**Exercise prompt:**
The entries that follow should be written out exactly.

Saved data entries
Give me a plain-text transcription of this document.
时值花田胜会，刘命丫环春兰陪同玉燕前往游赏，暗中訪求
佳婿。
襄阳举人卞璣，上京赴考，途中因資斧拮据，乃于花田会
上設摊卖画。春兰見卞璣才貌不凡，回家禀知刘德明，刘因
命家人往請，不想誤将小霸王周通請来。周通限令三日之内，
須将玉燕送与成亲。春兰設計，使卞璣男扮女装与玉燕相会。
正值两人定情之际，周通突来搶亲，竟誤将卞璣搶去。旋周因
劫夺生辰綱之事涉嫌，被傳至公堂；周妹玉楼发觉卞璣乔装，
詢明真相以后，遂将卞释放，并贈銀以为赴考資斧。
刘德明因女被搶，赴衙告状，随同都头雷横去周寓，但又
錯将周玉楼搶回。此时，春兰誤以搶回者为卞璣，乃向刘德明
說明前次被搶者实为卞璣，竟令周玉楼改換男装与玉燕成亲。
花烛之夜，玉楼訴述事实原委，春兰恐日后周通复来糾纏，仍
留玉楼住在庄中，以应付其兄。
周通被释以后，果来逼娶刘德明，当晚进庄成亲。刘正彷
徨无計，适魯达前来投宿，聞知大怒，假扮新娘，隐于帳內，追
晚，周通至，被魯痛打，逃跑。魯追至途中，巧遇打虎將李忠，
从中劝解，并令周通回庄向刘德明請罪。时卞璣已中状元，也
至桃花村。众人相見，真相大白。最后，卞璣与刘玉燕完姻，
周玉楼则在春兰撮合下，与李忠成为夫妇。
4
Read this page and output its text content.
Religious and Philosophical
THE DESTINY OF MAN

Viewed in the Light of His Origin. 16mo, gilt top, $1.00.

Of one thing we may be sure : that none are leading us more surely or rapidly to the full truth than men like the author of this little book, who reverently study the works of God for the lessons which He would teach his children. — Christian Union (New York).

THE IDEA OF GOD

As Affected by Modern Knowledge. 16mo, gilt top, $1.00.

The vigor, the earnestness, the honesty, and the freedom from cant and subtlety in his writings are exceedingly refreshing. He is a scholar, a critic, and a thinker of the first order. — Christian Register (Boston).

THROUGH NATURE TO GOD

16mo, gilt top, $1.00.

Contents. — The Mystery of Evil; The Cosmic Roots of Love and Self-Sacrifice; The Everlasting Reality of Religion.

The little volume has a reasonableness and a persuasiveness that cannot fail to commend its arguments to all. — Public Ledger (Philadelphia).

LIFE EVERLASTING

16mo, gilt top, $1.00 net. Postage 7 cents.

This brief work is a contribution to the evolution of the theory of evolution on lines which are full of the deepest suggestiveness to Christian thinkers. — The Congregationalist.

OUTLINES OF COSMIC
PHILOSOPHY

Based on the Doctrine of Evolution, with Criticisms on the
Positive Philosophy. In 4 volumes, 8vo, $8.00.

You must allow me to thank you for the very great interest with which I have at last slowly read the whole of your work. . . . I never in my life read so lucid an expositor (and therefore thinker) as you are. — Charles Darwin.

**Exercise answer:**
Give me a plain-text transcription of this document.
时值花田胜会，刘命丫环春兰陪同玉燕前往游赏，暗中訪求
佳婿。
襄阳举人卞璣，上京赴考，途中因資斧拮据，乃于花田会
上設摊卖画。春兰見卞璣才貌不凡，回家禀知刘德明，刘因
命家人往請，不想誤将小霸王周通請来。周通限令三日之内，
須将玉燕送与成亲。春兰設計，使卞璣男扮女装与玉燕相会。
正值两人定情之际，周通突来搶亲，竟誤将卞璣搶去。旋周因
劫夺生辰綱之事涉嫌，被傳至公堂；周妹玉楼发觉卞璣乔装，
詢明真相以后，遂将卞释放，并贈銀以为赴考資斧。
刘德明因女被搶，赴衙告状，随同都头雷横去周寓，但又
錯将周玉楼搶回。此时，春兰誤以搶回者为卞璣，乃向刘德明
說明前次被搶者实为卞璣，竟令周玉楼改換男装与玉燕成亲。
花烛之夜，玉楼訴述事实原委，春兰恐日后周通复来糾纏，仍
留玉楼住在庄中，以应付其兄。
周通被释以后，果来逼娶刘德明，当晚进庄成亲。刘正彷
徨无計，适魯达前来投宿，聞知大怒，假扮新娘，隐于帳內，追
晚，周通至，被魯痛打，逃跑。魯追至途中，巧遇打虎將李忠，
从中劝解，并令周通回庄向刘德明請罪。时卞璣已中状元，也
至桃花村。众人相見，真相大白。最后，卞璣与刘玉燕完姻，
周玉楼则在春兰撮合下，与李忠成为夫妇。
4
Read this page and output its text content.
Religious and Philosophical
THE DESTINY OF MAN

Viewed in the Light of His Origin. 16mo, gilt top, $1.00.

Of one thing we may be sure : that none are leading us more surely or rapidly to the full truth than men like the author of this little book, who reverently study the works of God for the lessons which He would teach his children. — Christian Union (New York).

THE IDEA OF GOD

As Affected by Modern Knowledge. 16mo, gilt top, $1.00.

The vigor, the earnestness, the honesty, and the freedom from cant and subtlety in his writings are exceedingly refreshing. He is a scholar, a critic, and a thinker of the first order. — Christian Register (Boston).

THROUGH NATURE TO GOD

16mo, gilt top, $1.00.

Contents. — The Mystery of Evil; The Cosmic Roots of Love and Self-Sacrifice; The Everlasting Reality of Religion.

The little volume has a reasonableness and a persuasiveness that cannot fail to commend its arguments to all. — Public Ledger (Philadelphia).

LIFE EVERLASTING

16mo, gilt top, $1.00 net. Postage 7 cents.

This brief work is a contribution to the evolution of the theory of evolution on lines which are full of the deepest suggestiveness to Christian thinkers. — The Congregationalist.

OUTLINES OF COSMIC
PHILOSOPHY

Based on the Doctrine of Evolution, with Criticisms on the
Positive Philosophy. In 4 volumes, 8vo, $8.00.

You must allow me to thank you for the very great interest with which I have at last slowly read the whole of your work. . . . I never in my life read so lucid an expositor (and therefore thinker) as you are. — Charles Darwin.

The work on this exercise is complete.